[Your instructions] Reproduce without changes every line from the one containing "Patent image size: (1026, 632)." down to the one containing "The device key 9 is at (342, 314).", including both of those lines.

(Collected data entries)
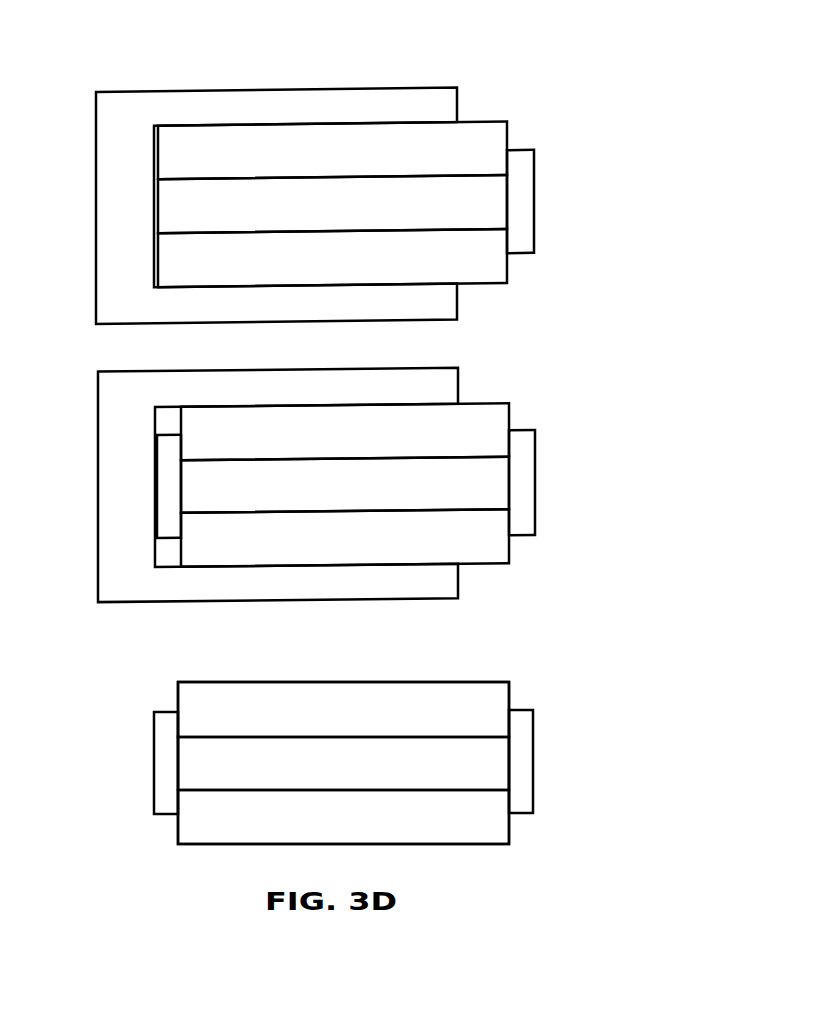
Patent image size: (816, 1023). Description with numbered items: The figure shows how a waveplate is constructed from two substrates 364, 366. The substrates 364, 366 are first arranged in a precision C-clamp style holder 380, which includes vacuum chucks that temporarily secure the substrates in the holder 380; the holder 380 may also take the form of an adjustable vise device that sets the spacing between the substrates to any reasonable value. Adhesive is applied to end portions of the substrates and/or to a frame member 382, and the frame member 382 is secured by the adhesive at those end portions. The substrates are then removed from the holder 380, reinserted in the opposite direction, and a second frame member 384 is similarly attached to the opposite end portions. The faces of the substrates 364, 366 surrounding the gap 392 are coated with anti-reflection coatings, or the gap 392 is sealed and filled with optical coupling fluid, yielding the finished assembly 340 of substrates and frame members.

The electrochemical cell / capacitor assembly 340 is at (544, 651).
The substrate 364 is at (462, 164).
The substrate 366 is at (462, 274).
The precision C-clamp style holder 380 is at (128, 104).
The frame member 382 is at (525, 171).
The second frame member 384 is at (528, 451).
The gap 392 is at (272, 775).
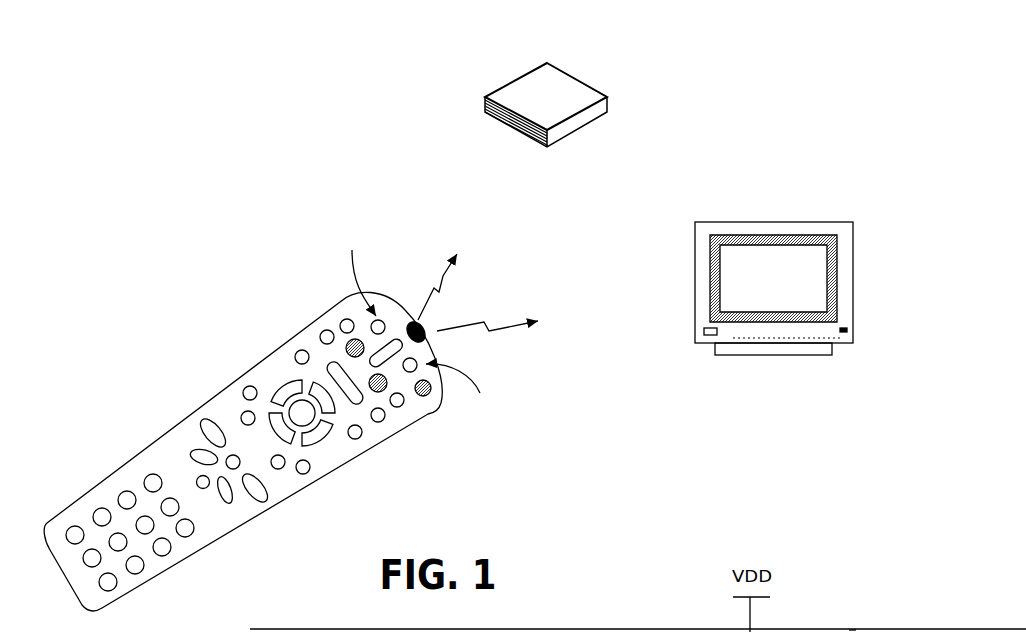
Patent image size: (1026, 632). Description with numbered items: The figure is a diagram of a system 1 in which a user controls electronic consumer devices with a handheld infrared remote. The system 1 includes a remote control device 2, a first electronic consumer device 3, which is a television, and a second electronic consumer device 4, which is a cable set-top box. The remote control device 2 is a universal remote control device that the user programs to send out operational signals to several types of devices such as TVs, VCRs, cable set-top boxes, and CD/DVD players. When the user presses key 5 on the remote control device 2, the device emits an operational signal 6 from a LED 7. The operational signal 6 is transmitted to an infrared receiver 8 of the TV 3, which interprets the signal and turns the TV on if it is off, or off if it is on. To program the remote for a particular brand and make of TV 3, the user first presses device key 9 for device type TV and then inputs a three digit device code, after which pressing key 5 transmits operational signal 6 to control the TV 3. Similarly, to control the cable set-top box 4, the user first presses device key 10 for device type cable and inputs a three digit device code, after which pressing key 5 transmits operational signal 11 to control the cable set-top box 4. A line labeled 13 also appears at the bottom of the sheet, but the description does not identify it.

The system 1 is at (277, 110).
The remote control device 2 is at (183, 408).
The first electronic consumer device 3 is at (772, 311).
The second electronic consumer device 4 is at (607, 98).
The key 5 is at (433, 399).
The operational signal 6 is at (542, 318).
The LED 7 is at (427, 342).
The infrared receiver 8 is at (710, 336).
The device key 9 is at (342, 314).
The device key 10 is at (408, 412).
The operational signal 11 is at (478, 261).
The circuit line 13 is at (537, 628).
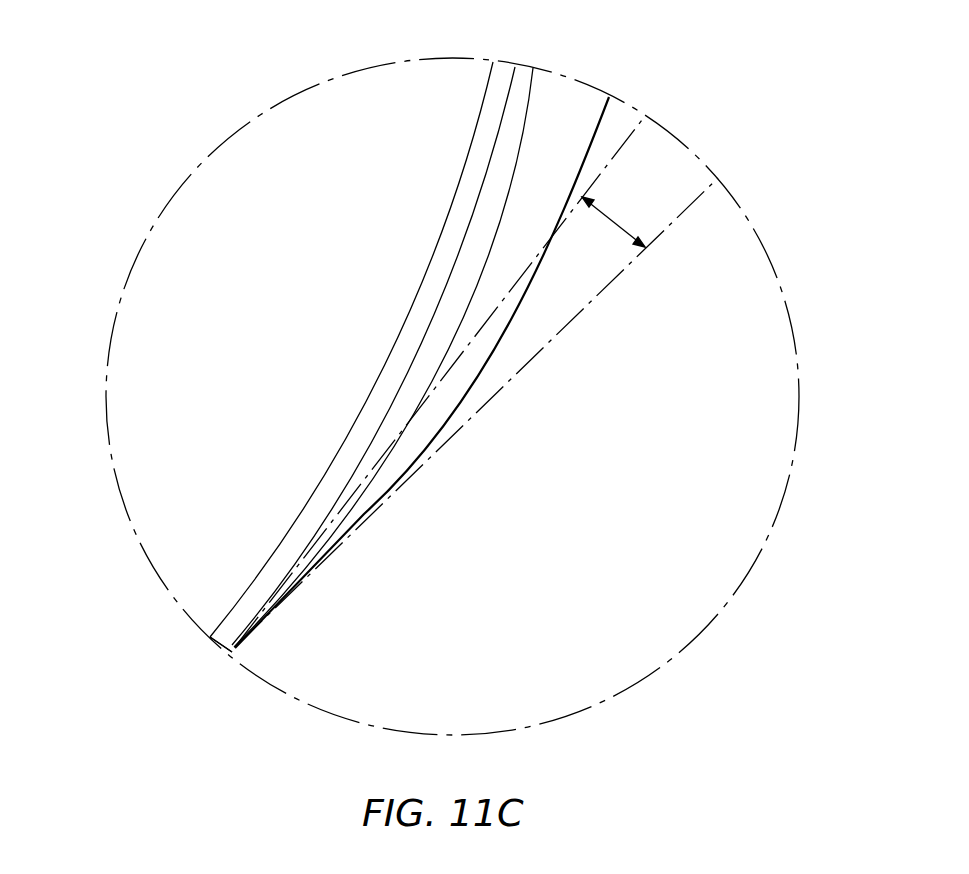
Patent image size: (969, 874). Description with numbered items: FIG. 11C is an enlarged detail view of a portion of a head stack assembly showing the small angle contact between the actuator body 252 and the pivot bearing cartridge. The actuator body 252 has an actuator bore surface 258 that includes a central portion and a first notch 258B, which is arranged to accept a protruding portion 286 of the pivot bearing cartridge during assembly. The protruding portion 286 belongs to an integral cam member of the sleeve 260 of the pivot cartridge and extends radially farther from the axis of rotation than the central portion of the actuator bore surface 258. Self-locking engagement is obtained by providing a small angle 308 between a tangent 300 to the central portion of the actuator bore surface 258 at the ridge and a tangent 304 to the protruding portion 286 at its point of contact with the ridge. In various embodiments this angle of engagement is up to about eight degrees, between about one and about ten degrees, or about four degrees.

The actuator body 252 is at (785, 447).
The protruding portion 286 is at (532, 97).
The first notch 258B is at (601, 115).
The tangent 300 is at (638, 117).
The tangent 304 is at (700, 197).
The small angle 308 is at (617, 217).
The actuator bore surface 258 is at (232, 643).
The sleeve 260 is at (173, 530).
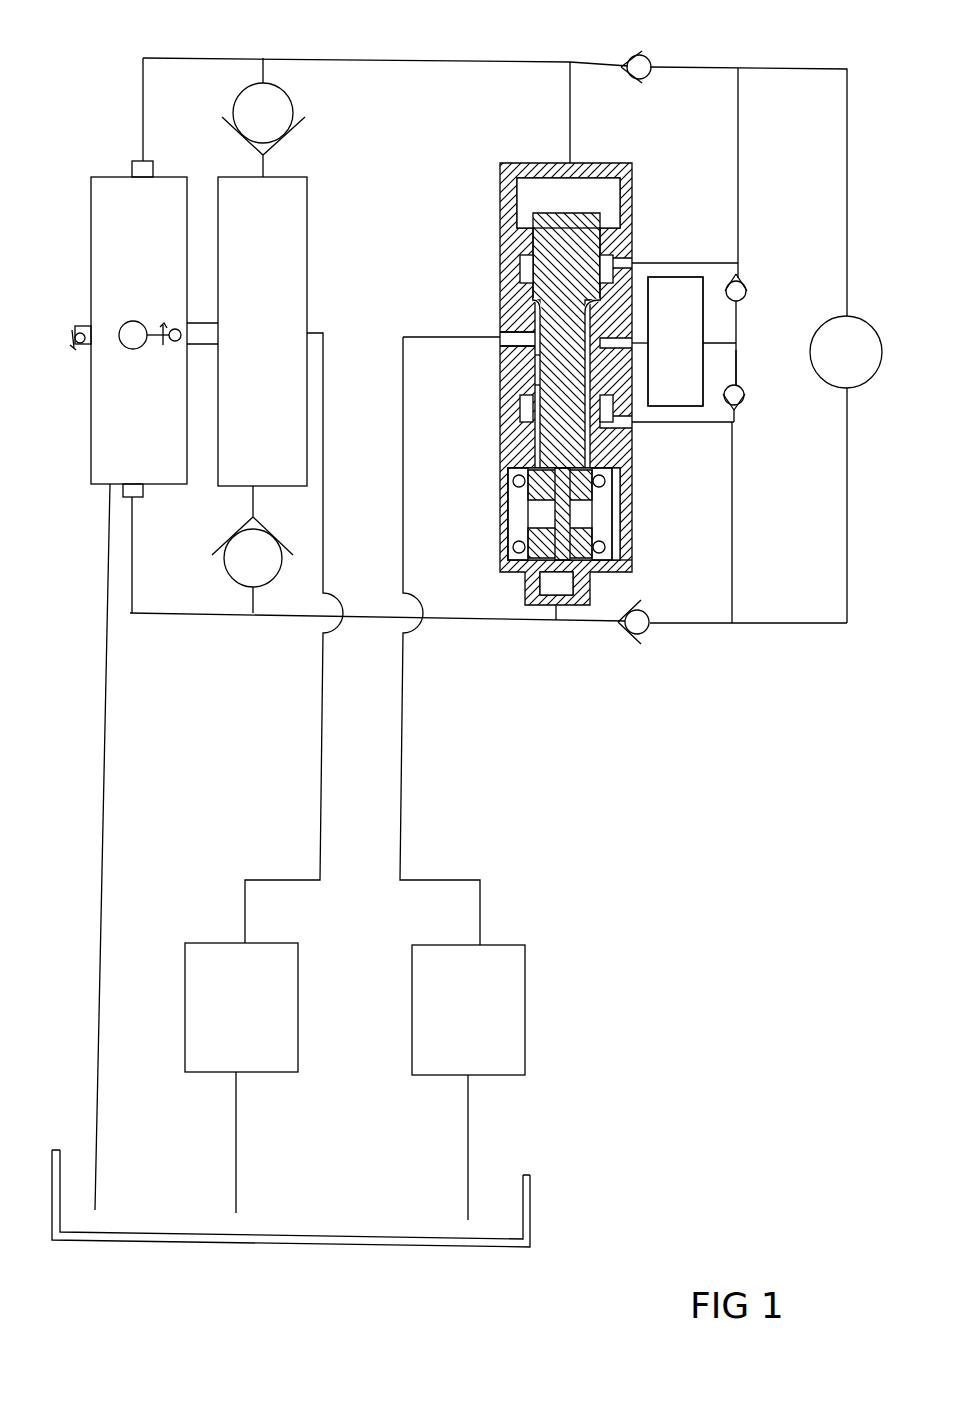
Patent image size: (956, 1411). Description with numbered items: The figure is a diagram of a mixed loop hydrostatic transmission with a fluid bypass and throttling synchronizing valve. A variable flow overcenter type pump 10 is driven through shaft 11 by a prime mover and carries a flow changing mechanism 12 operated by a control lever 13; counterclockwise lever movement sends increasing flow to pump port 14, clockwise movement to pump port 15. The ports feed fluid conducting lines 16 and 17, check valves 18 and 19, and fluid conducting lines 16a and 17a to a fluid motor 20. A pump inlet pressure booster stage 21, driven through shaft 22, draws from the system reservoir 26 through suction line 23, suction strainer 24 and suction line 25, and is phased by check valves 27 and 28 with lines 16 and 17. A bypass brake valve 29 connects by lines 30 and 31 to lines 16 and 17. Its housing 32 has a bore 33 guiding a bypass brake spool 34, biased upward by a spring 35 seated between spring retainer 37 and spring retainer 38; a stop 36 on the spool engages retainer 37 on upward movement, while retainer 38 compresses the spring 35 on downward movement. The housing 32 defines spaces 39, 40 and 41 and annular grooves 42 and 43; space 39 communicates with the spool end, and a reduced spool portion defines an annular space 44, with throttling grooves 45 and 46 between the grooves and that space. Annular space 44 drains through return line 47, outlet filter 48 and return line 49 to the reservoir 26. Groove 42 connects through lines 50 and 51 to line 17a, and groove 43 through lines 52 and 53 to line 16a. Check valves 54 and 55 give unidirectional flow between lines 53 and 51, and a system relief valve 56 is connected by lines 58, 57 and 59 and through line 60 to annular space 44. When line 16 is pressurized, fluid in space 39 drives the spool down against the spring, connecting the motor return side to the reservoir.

The variable flow overcenter type pump 10 is at (148, 260).
The shaft 11 is at (78, 326).
The flow changing mechanism 12 is at (128, 326).
The control lever 13 is at (174, 328).
The pump port 14 is at (145, 170).
The pump port 15 is at (140, 494).
The fluid conducting line 16 is at (440, 60).
The fluid conducting line 16a is at (793, 66).
The fluid conducting line 17 is at (488, 626).
The fluid conducting line 17a is at (782, 628).
The check valve 18 is at (660, 58).
The check valve 19 is at (646, 630).
The fluid motor 20 is at (854, 366).
The pump inlet pressure booster stage 21 is at (270, 314).
The shaft 22 is at (200, 352).
The suction line 23 is at (328, 580).
The suction strainer 24 is at (246, 1025).
The suction line 25 is at (240, 1180).
The system reservoir 26 is at (312, 1245).
The check valve 27 is at (282, 110).
The check valve 28 is at (268, 548).
The bypass brake valve 29 is at (560, 368).
The line 30 is at (574, 122).
The line 31 is at (560, 628).
The housing 32 is at (636, 192).
The bore 33 is at (525, 332).
The bypass brake spool 34 is at (535, 228).
The spring 35 is at (612, 532).
The stop 36 is at (600, 584).
The spring retainer 37 is at (606, 552).
The spring retainer 38 is at (605, 484).
The space 39 is at (572, 206).
The space 40 is at (540, 516).
The space 41 is at (545, 592).
The annular groove 42 is at (522, 406).
The annular groove 43 is at (520, 265).
The annular space 44 is at (532, 354).
The throttling groove 45 is at (532, 382).
The throttling groove 46 is at (530, 305).
The return line 47 is at (403, 478).
The outlet filter 48 is at (484, 1027).
The return line 49 is at (472, 1162).
The line 50 is at (676, 424).
The line 51 is at (736, 546).
The line 52 is at (676, 262).
The line 53 is at (742, 166).
The check valve 54 is at (746, 288).
The check valve 55 is at (745, 394).
The system relief valve 56 is at (684, 364).
The line 57 is at (742, 340).
The line 58 is at (742, 370).
The line 59 is at (724, 340).
The line 60 is at (652, 332).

[Task solution]
Patent image size: (1026, 632). Description with numbered items: The figure is a diagram of a system 1 in which a user controls electronic consumer devices with a handheld infrared remote. The system 1 includes a remote control device 2, a first electronic consumer device 3, which is a television, and a second electronic consumer device 4, which is a cable set-top box. The remote control device 2 is a universal remote control device that the user programs to send out operational signals to several types of devices such as TVs, VCRs, cable set-top boxes, and CD/DVD players. When the user presses key 5 on the remote control device 2, the device emits an operational signal 6 from a LED 7. The operational signal 6 is transmitted to an infrared receiver 8 of the TV 3, which interprets the signal and turns the TV on if it is off, or off if it is on. To program the remote for a particular brand and make of TV 3, the user first presses device key 9 for device type TV and then inputs a three digit device code, after which pressing key 5 transmits operational signal 6 to control the TV 3. Similarly, to control the cable set-top box 4, the user first presses device key 10 for device type cable and inputs a three digit device code, after which pressing key 5 transmits operational signal 11 to control the cable set-top box 4. A line labeled 13 also appears at the bottom of the sheet, but the description does not identify it.

The system 1 is at (277, 110).
The remote control device 2 is at (183, 408).
The first electronic consumer device 3 is at (772, 311).
The second electronic consumer device 4 is at (607, 98).
The key 5 is at (433, 399).
The operational signal 6 is at (542, 318).
The LED 7 is at (427, 342).
The infrared receiver 8 is at (710, 336).
The device key 9 is at (342, 314).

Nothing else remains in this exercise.